[begin INPUT ROWS]
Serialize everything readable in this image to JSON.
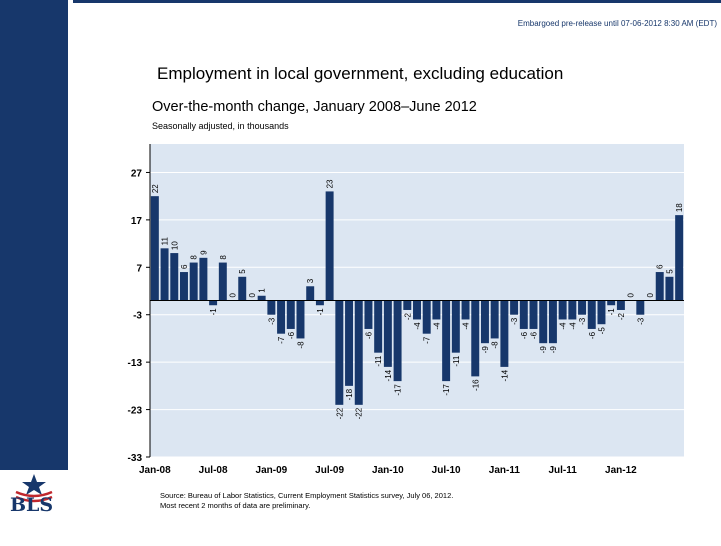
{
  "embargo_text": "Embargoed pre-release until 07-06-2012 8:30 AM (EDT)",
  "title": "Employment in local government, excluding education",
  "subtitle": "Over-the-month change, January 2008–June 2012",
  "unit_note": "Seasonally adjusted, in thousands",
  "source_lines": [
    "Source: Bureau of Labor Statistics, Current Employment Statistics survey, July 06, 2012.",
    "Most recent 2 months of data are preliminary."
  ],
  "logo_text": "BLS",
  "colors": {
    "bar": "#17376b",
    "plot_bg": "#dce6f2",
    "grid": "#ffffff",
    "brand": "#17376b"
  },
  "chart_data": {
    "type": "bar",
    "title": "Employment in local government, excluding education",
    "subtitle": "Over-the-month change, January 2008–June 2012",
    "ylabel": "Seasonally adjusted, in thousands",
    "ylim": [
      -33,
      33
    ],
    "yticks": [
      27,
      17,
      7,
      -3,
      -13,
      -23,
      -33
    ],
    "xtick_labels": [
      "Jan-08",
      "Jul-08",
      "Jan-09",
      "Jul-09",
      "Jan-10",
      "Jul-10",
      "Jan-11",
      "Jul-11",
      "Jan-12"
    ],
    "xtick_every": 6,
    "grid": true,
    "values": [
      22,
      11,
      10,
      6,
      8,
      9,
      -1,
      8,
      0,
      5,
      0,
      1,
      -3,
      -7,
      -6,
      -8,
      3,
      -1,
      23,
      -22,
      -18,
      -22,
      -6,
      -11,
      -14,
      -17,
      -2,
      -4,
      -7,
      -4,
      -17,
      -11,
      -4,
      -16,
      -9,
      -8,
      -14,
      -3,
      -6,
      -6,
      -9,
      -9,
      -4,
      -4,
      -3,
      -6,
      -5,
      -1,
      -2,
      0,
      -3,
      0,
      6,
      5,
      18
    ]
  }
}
[end INPUT ROWS]
Using the listing, collect all lines in which the string "excluding" is found.

  "title": "Employment in local government, excluding education",
    "title": "Employment in local government, excluding education",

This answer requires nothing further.